Job.
Identify each line holding the string "Embarkation" and copy it.

(Dataset listings of figures)

##############################

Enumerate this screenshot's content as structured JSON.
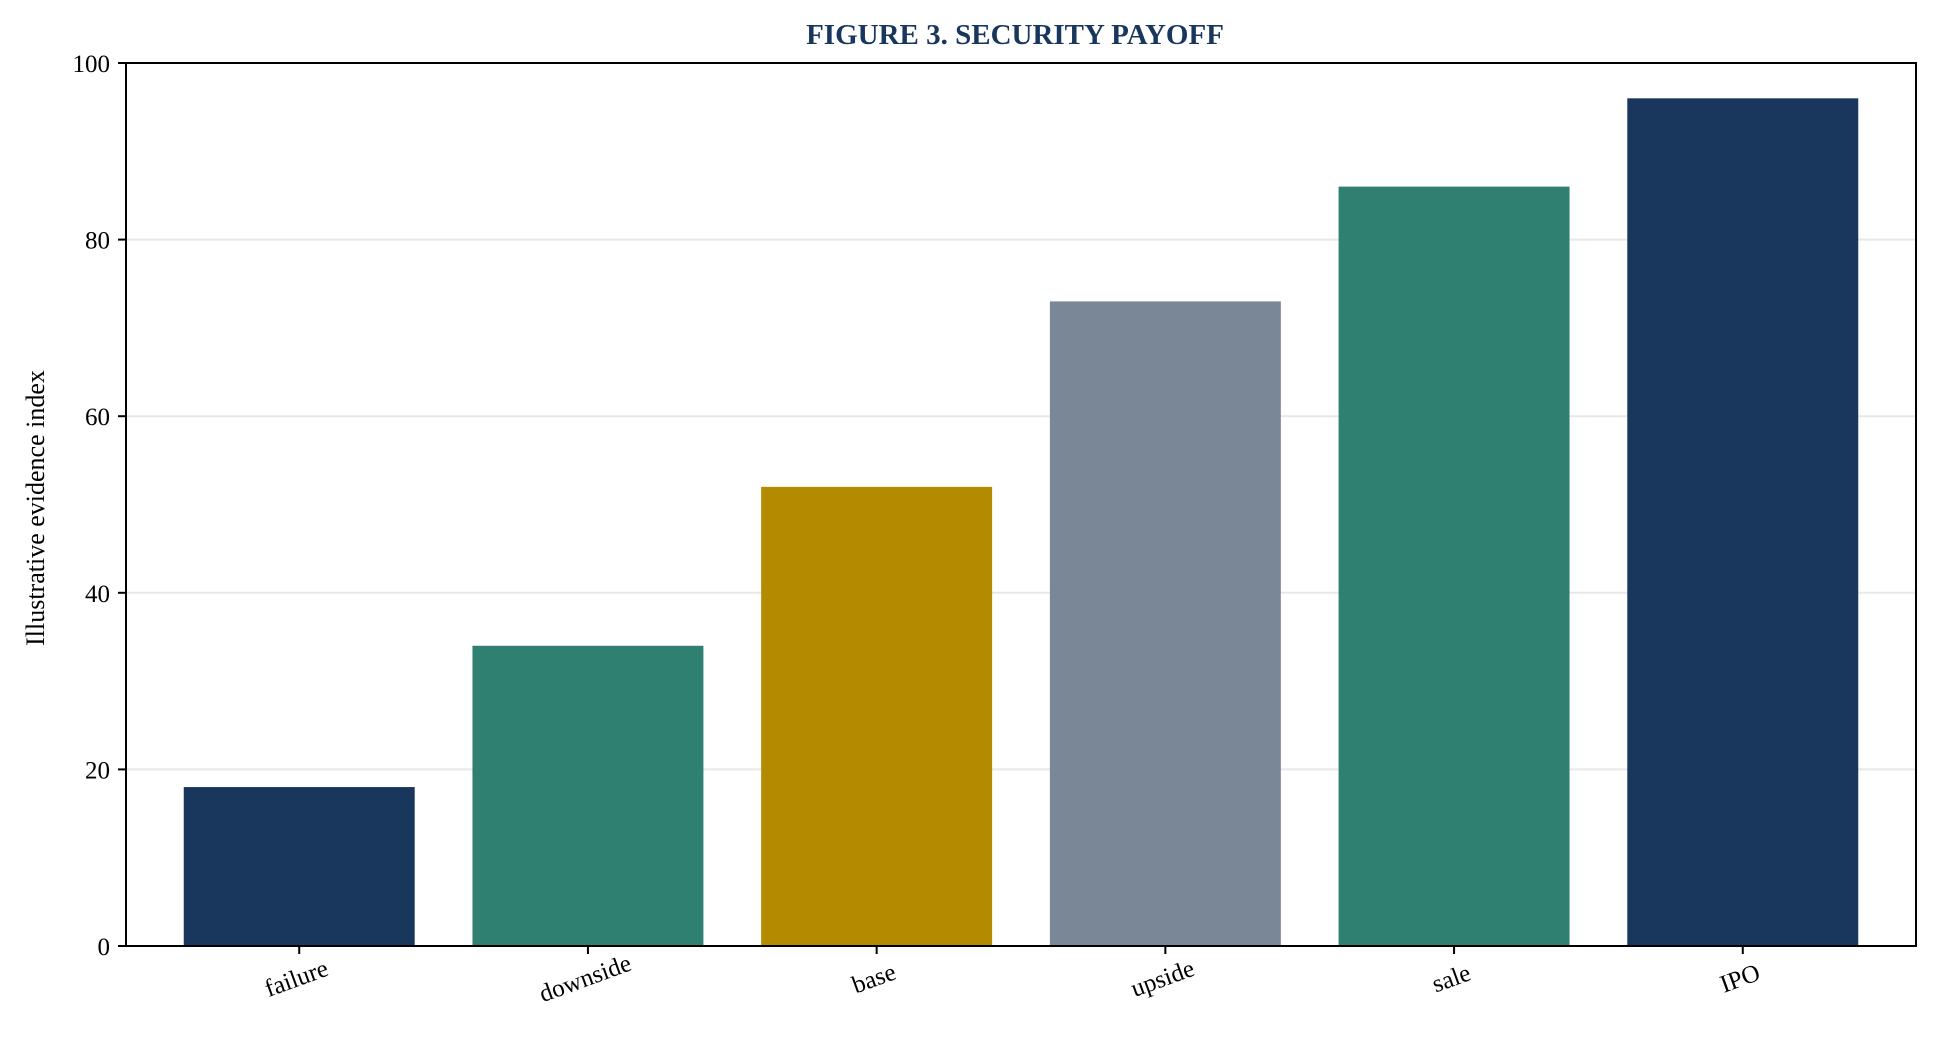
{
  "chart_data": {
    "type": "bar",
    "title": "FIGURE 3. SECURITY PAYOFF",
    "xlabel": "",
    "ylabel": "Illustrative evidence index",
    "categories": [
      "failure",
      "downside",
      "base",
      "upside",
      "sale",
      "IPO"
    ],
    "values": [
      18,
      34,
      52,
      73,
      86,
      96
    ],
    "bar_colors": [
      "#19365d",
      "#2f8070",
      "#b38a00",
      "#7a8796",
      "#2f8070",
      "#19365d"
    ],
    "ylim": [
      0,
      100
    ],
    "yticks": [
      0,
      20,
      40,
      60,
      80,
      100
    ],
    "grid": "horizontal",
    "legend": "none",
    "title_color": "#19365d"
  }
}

##############################

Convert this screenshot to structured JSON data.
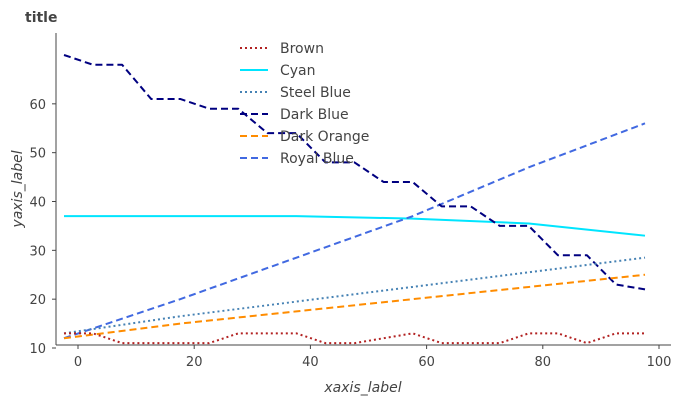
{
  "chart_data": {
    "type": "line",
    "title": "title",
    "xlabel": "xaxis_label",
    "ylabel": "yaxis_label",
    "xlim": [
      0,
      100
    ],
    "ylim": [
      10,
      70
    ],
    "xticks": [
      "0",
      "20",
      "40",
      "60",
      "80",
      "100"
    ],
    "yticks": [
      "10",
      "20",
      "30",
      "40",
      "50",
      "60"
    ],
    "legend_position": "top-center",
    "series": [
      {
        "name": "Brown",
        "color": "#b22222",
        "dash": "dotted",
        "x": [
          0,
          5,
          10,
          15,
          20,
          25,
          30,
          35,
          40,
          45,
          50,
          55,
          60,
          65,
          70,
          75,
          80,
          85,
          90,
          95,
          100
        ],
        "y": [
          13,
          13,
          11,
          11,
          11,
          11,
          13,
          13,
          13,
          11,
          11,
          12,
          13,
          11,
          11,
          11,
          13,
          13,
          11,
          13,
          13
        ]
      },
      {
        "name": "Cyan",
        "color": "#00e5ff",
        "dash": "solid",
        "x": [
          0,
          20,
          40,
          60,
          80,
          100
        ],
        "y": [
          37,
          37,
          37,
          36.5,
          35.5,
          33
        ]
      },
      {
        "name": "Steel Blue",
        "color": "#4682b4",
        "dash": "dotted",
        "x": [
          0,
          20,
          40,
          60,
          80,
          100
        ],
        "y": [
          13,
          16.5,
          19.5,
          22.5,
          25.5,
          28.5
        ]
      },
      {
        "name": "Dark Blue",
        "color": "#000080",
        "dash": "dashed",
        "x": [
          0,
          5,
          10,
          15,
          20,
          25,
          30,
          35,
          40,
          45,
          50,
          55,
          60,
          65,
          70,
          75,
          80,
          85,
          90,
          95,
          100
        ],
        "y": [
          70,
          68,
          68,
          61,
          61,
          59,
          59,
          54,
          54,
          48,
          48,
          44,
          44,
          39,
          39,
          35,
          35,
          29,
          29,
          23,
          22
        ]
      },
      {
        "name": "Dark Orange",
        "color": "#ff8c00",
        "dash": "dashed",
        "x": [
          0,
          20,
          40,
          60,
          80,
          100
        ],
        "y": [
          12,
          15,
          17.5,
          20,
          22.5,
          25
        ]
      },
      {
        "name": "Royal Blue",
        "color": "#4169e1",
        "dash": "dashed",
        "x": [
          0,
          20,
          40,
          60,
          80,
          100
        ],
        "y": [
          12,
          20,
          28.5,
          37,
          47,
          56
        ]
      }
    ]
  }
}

##############################

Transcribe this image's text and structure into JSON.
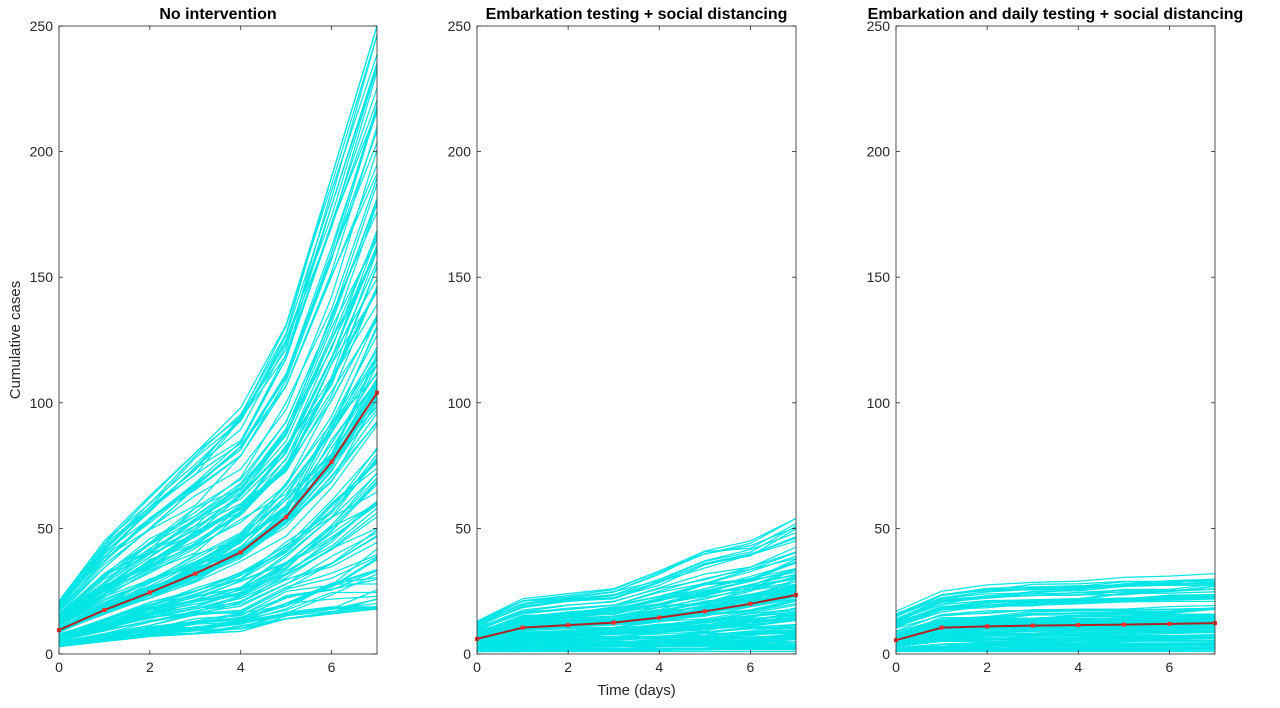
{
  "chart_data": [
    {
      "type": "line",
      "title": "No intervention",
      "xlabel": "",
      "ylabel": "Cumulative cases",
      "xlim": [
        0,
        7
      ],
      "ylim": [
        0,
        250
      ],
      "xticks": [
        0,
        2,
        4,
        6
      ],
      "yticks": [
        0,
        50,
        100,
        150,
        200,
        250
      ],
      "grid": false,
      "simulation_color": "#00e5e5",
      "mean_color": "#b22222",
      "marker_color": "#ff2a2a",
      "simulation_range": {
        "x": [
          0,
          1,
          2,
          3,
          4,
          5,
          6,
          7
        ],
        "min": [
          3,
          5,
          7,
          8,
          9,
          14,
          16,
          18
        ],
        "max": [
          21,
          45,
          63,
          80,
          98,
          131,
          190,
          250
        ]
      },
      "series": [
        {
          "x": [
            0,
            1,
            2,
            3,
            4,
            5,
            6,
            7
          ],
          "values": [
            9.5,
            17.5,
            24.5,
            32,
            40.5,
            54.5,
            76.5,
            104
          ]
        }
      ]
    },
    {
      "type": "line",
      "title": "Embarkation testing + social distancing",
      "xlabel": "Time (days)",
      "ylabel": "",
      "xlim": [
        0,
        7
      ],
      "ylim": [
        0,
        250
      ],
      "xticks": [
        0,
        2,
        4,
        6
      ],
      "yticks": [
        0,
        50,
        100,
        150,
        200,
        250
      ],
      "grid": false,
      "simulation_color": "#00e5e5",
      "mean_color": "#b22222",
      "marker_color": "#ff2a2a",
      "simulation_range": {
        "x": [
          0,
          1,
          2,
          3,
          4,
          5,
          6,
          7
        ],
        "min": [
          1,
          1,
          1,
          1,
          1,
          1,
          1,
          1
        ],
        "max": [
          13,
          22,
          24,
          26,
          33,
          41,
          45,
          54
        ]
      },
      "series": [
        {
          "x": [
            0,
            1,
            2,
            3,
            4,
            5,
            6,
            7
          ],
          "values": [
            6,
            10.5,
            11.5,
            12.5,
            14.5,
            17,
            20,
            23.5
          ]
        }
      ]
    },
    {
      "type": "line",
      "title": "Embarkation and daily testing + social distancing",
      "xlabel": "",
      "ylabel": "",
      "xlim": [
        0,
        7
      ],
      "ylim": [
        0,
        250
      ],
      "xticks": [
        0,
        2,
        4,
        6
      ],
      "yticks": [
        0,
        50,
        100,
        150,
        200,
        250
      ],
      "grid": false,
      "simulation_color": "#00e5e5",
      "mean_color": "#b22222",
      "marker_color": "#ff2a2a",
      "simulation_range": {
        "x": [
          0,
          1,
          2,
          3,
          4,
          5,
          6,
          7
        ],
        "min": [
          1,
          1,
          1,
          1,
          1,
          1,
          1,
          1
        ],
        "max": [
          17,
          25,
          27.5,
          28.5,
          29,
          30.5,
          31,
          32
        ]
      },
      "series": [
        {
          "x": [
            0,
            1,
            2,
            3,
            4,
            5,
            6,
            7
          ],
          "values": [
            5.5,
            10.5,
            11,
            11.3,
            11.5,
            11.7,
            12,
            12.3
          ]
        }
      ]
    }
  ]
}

##############################

The reply.
      "title": "Embarkation testing + social distancing",
      "title": "Embarkation and daily testing + social distancing",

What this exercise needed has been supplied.